Write out the full set of records below exactly.
▬▬▬▬▬▬
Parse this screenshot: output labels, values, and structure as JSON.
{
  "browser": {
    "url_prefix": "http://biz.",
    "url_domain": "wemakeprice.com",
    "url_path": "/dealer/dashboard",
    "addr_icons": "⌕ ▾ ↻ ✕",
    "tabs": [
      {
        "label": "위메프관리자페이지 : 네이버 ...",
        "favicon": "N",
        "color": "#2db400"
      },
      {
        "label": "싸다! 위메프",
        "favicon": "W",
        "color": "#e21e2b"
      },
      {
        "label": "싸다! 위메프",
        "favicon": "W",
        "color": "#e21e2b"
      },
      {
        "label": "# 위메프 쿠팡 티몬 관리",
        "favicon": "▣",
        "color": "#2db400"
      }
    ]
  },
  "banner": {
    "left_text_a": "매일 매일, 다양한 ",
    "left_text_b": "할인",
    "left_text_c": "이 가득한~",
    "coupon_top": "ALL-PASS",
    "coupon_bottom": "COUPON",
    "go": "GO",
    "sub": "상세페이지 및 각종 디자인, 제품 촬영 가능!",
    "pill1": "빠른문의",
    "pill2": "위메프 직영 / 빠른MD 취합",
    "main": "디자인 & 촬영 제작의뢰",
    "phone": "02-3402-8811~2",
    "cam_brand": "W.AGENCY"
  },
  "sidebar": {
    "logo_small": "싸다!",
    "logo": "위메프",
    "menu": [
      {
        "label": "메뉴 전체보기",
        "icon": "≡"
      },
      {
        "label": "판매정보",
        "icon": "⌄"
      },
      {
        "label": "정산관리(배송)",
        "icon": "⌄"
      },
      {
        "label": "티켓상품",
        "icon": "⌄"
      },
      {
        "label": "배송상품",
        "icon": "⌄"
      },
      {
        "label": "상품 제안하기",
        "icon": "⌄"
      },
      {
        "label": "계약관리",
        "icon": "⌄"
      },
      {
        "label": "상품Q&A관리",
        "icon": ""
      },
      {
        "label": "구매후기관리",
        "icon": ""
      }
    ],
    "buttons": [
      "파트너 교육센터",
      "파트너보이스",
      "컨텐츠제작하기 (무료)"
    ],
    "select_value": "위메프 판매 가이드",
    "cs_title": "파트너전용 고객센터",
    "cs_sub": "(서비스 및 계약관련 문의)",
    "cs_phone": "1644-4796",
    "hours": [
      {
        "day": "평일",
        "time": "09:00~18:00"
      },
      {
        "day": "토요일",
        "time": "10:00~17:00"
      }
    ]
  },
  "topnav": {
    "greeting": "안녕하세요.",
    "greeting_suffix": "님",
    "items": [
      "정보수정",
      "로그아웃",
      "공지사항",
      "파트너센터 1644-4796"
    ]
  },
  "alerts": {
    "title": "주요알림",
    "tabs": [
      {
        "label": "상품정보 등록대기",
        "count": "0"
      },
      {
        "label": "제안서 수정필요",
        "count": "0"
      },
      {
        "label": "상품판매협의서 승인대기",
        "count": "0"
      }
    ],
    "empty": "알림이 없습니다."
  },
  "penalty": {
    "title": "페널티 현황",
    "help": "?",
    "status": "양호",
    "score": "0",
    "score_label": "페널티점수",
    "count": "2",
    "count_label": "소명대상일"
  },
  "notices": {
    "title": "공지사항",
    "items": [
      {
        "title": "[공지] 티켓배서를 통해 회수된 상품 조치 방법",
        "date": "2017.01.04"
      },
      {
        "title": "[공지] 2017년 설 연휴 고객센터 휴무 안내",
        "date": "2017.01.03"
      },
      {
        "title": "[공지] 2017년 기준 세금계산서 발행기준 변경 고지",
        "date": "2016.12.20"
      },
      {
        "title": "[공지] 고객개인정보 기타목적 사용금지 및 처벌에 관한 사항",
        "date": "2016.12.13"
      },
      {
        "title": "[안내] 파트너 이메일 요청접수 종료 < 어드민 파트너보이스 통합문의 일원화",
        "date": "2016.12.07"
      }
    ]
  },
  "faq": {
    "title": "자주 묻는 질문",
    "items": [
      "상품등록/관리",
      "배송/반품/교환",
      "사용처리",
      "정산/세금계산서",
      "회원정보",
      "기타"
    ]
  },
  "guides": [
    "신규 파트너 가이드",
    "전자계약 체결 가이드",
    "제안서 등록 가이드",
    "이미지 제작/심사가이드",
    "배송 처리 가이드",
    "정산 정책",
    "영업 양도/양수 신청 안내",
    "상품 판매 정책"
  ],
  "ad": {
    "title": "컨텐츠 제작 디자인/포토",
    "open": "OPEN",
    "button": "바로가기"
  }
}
▬▬▬▬▬▬
- [Task response]
Parse this screenshot: output labels, values, and structure as JSON.
{
  "browser": {
    "url_prefix": "http://biz.",
    "url_domain": "wemakeprice.com",
    "url_path": "/dealer/dashboard",
    "addr_icons": "⌕ ▾ ↻ ✕",
    "tabs": [
      {
        "label": "위메프관리자페이지 : 네이버 ...",
        "favicon": "N",
        "color": "#2db400"
      },
      {
        "label": "싸다! 위메프",
        "favicon": "W",
        "color": "#e21e2b"
      },
      {
        "label": "싸다! 위메프",
        "favicon": "W",
        "color": "#e21e2b"
      },
      {
        "label": "# 위메프 쿠팡 티몬 관리",
        "favicon": "▣",
        "color": "#2db400"
      }
    ]
  },
  "banner": {
    "left_text_a": "매일 매일, 다양한 ",
    "left_text_b": "할인",
    "left_text_c": "이 가득한~",
    "coupon_top": "ALL-PASS",
    "coupon_bottom": "COUPON",
    "go": "GO",
    "sub": "상세페이지 및 각종 디자인, 제품 촬영 가능!",
    "pill1": "빠른문의",
    "pill2": "위메프 직영 / 빠른MD 취합",
    "main": "디자인 & 촬영 제작의뢰",
    "phone": "02-3402-8811~2",
    "cam_brand": "W.AGENCY"
  },
  "sidebar": {
    "logo_small": "싸다!",
    "logo": "위메프",
    "menu": [
      {
        "label": "메뉴 전체보기",
        "icon": "≡"
      },
      {
        "label": "판매정보",
        "icon": "⌄"
      },
      {
        "label": "정산관리(배송)",
        "icon": "⌄"
      },
      {
        "label": "티켓상품",
        "icon": "⌄"
      },
      {
        "label": "배송상품",
        "icon": "⌄"
      },
      {
        "label": "상품 제안하기",
        "icon": "⌄"
      },
      {
        "label": "계약관리",
        "icon": "⌄"
      },
      {
        "label": "상품Q&A관리",
        "icon": ""
      },
      {
        "label": "구매후기관리",
        "icon": ""
      }
    ],
    "buttons": [
      "파트너 교육센터",
      "파트너보이스",
      "컨텐츠제작하기 (무료)"
    ],
    "select_value": "위메프 판매 가이드",
    "cs_title": "파트너전용 고객센터",
    "cs_sub": "(서비스 및 계약관련 문의)",
    "cs_phone": "1644-4796",
    "hours": [
      {
        "day": "평일",
        "time": "09:00~18:00"
      },
      {
        "day": "토요일",
        "time": "10:00~17:00"
      }
    ]
  },
  "topnav": {
    "greeting": "안녕하세요.",
    "greeting_suffix": "님",
    "items": [
      "정보수정",
      "로그아웃",
      "공지사항",
      "파트너센터 1644-4796"
    ]
  },
  "alerts": {
    "title": "주요알림",
    "tabs": [
      {
        "label": "상품정보 등록대기",
        "count": "0"
      },
      {
        "label": "제안서 수정필요",
        "count": "0"
      },
      {
        "label": "상품판매협의서 승인대기",
        "count": "0"
      }
    ],
    "empty": "알림이 없습니다."
  },
  "penalty": {
    "title": "페널티 현황",
    "help": "?",
    "status": "양호",
    "score": "0",
    "score_label": "페널티점수",
    "count": "2",
    "count_label": "소명대상일"
  },
  "notices": {
    "title": "공지사항",
    "items": [
      {
        "title": "[공지] 티켓배서를 통해 회수된 상품 조치 방법",
        "date": "2017.01.04"
      },
      {
        "title": "[공지] 2017년 설 연휴 고객센터 휴무 안내",
        "date": "2017.01.03"
      },
      {
        "title": "[공지] 2017년 기준 세금계산서 발행기준 변경 고지",
        "date": "2016.12.20"
      },
      {
        "title": "[공지] 고객개인정보 기타목적 사용금지 및 처벌에 관한 사항",
        "date": "2016.12.13"
      },
      {
        "title": "[안내] 파트너 이메일 요청접수 종료 < 어드민 파트너보이스 통합문의 일원화",
        "date": "2016.12.07"
      }
    ]
  },
  "faq": {
    "title": "자주 묻는 질문",
    "items": [
      "상품등록/관리",
      "배송/반품/교환",
      "사용처리",
      "정산/세금계산서",
      "회원정보",
      "기타"
    ]
  },
  "guides": [
    "신규 파트너 가이드",
    "전자계약 체결 가이드",
    "제안서 등록 가이드",
    "이미지 제작/심사가이드",
    "배송 처리 가이드",
    "정산 정책",
    "영업 양도/양수 신청 안내",
    "상품 판매 정책"
  ],
  "ad": {
    "title": "컨텐츠 제작 디자인/포토",
    "open": "OPEN",
    "button": "바로가기"
  }
}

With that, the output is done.